• _TASK TO CARRY OUT_: Work out how many lines in the entries contain the string "Dentist", and give nothing but that number.

• _EXTRACTED INFORMATION_:
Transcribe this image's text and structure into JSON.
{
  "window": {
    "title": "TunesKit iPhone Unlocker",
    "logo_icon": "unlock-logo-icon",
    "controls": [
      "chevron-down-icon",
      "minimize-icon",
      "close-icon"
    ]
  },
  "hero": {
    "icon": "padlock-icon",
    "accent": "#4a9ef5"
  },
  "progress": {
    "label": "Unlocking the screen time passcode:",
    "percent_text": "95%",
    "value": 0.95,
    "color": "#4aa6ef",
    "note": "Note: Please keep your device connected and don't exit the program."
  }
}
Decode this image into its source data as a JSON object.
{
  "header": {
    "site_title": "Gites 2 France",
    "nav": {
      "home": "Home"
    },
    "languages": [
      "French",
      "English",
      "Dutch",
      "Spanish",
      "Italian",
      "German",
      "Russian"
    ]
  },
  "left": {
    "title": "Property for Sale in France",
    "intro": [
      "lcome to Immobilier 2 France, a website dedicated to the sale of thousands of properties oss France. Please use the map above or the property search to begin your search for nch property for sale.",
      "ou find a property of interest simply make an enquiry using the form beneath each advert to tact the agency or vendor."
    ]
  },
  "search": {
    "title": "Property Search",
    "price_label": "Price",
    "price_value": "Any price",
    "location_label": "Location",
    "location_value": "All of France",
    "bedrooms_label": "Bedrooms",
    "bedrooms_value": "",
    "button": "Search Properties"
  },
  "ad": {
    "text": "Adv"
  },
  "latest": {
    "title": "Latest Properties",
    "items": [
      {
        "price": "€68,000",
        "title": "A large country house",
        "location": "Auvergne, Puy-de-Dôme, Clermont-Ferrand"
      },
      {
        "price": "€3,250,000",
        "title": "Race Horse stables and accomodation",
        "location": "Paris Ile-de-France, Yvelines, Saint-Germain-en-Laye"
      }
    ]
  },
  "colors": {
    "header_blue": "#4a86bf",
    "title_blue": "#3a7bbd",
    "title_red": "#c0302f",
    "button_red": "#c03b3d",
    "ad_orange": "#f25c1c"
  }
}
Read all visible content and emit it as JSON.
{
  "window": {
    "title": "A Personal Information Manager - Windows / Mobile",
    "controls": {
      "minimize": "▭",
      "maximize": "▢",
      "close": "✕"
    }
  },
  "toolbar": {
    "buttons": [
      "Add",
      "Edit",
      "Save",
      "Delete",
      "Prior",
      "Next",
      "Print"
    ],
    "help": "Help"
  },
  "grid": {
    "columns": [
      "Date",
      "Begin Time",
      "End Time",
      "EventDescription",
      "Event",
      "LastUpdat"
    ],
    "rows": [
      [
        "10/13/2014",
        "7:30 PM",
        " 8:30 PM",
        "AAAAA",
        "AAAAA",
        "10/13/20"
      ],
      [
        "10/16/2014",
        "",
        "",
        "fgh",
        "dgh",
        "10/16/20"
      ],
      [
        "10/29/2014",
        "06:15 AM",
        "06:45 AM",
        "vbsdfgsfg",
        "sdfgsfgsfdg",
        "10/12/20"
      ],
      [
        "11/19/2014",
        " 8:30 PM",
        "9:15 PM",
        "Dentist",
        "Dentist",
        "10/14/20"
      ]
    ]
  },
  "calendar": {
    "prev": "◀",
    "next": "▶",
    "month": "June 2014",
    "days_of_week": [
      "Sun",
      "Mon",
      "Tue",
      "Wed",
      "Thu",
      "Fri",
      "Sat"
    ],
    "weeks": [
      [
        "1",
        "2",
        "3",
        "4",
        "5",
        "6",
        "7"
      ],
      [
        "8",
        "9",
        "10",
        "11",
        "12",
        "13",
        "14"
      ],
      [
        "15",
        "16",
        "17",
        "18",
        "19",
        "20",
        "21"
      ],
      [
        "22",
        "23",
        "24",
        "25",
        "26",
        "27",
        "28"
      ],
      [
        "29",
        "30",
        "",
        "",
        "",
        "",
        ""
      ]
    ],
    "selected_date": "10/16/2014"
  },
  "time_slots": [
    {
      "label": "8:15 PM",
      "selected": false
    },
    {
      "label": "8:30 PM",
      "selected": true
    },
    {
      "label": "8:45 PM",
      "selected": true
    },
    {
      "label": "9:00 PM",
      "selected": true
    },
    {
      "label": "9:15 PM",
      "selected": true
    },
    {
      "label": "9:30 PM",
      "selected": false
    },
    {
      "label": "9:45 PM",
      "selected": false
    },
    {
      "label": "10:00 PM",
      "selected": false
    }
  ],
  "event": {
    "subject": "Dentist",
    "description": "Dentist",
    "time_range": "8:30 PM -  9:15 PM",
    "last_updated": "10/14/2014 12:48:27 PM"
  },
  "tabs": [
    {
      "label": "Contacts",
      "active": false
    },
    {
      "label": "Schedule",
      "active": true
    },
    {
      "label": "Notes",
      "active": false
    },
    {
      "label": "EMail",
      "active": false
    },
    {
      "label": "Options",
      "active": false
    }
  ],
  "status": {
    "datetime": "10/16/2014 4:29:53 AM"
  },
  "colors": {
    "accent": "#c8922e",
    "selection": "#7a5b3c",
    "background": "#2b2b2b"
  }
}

• _FULL RESPONSE_: 4